### GOAL
Filter the records below and copy every line containing the word "probability".

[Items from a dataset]
************
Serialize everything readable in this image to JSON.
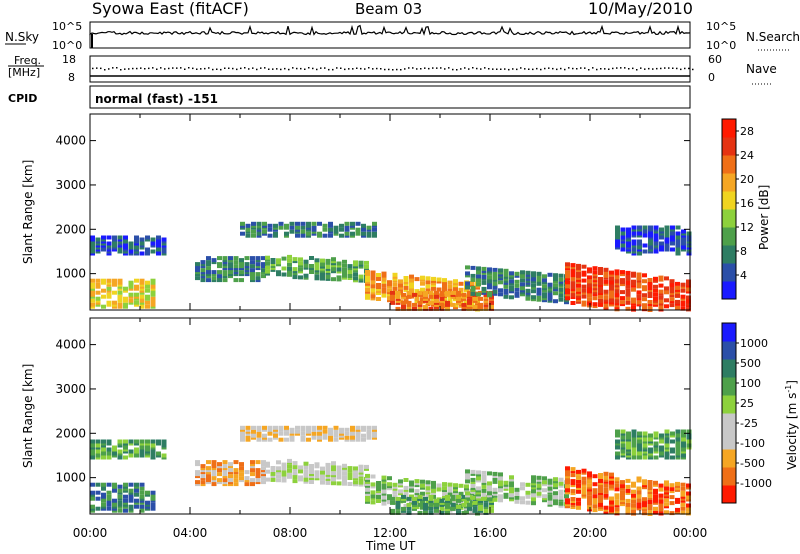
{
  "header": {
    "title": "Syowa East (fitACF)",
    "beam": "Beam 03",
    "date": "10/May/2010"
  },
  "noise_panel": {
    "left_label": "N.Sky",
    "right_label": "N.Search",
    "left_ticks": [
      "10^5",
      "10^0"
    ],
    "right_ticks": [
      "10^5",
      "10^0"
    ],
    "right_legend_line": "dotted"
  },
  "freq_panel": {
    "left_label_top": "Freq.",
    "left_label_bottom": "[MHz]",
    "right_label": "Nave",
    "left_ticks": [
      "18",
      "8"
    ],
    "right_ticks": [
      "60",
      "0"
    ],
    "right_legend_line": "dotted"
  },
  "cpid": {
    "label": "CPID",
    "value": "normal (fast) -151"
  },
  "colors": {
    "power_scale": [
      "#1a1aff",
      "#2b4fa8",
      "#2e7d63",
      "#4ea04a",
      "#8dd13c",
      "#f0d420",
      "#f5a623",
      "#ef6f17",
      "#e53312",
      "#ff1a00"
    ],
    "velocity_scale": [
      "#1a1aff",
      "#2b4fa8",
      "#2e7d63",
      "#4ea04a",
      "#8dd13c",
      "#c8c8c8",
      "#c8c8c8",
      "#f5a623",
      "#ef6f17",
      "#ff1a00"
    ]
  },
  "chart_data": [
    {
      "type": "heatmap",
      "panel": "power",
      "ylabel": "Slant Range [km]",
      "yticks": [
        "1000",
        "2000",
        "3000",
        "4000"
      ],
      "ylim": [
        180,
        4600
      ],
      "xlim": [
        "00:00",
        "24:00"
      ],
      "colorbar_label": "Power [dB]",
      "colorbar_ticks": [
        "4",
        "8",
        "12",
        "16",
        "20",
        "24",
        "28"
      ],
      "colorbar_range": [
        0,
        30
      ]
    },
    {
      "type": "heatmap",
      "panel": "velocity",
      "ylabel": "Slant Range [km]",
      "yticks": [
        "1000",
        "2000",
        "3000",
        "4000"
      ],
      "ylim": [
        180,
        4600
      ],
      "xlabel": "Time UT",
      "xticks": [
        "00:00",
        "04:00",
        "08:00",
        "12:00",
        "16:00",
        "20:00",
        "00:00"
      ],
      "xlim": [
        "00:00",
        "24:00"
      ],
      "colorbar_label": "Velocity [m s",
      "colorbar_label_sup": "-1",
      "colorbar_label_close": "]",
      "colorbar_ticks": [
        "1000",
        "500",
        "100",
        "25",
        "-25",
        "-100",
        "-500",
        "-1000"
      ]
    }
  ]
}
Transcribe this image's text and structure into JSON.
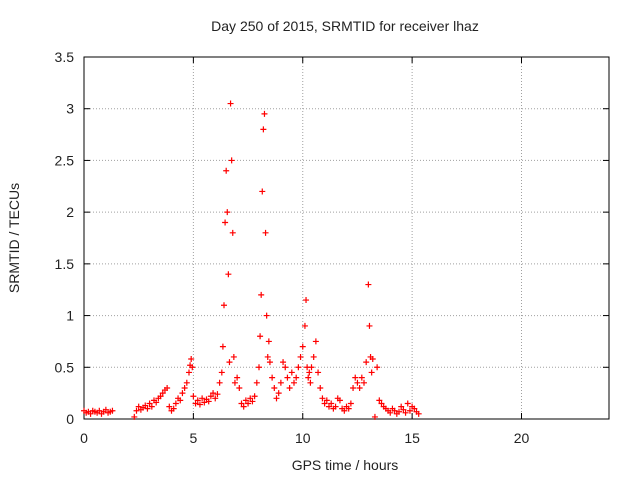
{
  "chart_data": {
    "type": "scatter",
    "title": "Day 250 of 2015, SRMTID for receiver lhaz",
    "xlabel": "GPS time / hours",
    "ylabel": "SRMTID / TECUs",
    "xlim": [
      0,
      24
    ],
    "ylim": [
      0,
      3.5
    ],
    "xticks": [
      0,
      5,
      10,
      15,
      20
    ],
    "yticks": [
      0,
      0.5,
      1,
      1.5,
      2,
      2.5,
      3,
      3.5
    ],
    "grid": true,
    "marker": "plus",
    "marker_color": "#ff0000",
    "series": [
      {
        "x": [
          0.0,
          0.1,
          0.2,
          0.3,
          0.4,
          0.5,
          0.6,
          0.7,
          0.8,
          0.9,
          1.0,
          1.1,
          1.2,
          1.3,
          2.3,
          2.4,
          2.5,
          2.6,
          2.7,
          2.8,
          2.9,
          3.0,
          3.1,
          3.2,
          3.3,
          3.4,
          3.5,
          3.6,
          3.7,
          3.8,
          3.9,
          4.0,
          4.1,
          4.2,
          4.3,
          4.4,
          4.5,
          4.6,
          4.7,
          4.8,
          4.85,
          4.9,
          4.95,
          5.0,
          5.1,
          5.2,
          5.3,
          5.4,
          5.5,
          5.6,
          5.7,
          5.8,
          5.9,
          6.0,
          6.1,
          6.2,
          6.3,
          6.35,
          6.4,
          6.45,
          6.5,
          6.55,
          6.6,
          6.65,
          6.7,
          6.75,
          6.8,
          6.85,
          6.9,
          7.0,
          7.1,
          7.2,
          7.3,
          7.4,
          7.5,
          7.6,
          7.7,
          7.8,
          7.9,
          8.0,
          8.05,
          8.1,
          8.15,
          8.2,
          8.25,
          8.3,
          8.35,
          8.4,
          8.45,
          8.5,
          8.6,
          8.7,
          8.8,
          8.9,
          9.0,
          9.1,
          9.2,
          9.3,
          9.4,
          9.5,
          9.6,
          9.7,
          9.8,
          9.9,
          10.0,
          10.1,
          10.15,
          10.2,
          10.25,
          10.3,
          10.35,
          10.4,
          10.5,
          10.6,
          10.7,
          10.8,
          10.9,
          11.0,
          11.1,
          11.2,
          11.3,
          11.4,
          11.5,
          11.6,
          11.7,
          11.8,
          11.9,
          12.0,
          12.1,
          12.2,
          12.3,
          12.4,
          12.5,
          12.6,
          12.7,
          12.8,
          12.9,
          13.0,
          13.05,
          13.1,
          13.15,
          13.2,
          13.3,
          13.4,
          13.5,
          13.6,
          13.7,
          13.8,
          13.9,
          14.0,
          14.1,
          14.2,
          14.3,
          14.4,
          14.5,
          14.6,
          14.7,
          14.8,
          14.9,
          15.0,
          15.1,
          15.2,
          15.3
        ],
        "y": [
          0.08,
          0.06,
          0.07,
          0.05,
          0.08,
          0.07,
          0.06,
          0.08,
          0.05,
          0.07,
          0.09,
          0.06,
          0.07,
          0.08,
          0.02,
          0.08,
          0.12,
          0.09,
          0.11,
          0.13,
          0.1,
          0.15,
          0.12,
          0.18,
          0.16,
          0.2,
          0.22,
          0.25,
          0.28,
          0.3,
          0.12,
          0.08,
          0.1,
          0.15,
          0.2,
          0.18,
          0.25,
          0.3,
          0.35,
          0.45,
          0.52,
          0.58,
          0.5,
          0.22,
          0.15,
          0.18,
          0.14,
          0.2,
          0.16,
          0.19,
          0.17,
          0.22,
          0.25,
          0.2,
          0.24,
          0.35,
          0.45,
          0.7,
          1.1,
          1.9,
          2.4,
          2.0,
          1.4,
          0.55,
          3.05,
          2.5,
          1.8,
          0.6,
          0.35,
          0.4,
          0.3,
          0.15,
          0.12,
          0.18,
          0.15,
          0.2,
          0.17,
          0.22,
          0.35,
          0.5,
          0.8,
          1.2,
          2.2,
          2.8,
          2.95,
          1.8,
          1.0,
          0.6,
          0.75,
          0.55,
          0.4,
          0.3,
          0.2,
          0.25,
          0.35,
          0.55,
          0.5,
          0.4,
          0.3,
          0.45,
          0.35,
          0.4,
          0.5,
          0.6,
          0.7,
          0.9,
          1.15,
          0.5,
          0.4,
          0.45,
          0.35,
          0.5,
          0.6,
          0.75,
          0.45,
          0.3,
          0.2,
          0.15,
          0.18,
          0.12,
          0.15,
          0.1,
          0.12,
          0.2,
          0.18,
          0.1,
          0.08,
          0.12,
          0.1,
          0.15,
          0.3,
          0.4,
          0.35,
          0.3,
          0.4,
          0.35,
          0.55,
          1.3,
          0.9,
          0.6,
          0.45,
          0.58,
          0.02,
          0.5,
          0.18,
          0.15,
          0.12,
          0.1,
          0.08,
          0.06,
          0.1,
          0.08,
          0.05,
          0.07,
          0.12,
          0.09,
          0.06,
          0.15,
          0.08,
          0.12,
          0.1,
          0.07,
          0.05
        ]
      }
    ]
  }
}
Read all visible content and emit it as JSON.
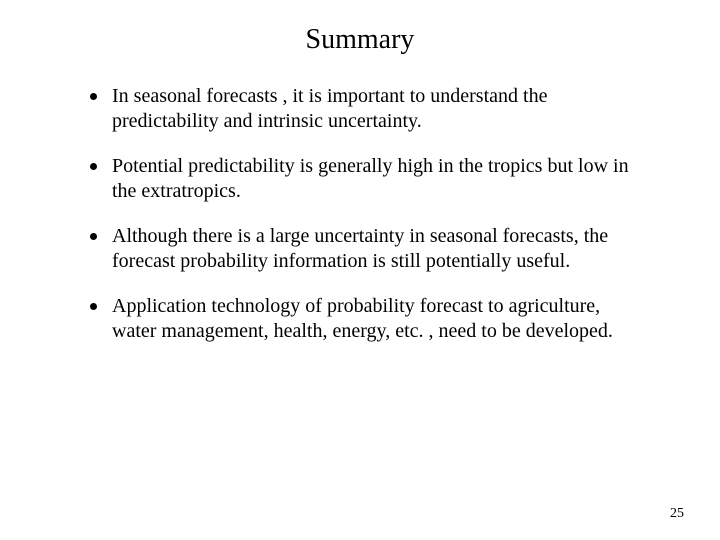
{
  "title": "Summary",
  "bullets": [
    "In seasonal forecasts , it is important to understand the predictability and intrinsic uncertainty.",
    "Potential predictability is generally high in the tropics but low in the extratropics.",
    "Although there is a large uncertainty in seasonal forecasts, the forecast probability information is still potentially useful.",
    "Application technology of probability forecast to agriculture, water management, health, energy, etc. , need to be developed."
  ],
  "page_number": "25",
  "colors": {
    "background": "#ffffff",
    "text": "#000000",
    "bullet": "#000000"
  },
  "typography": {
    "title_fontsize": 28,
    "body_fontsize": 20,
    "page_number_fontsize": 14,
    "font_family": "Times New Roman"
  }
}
************
### REPLY
    "Although there is a large uncertainty in seasonal forecasts, the forecast probability information is still potentially useful.",
    "Application technology of probability forecast to agriculture, water management, health, energy, etc. , need to be developed."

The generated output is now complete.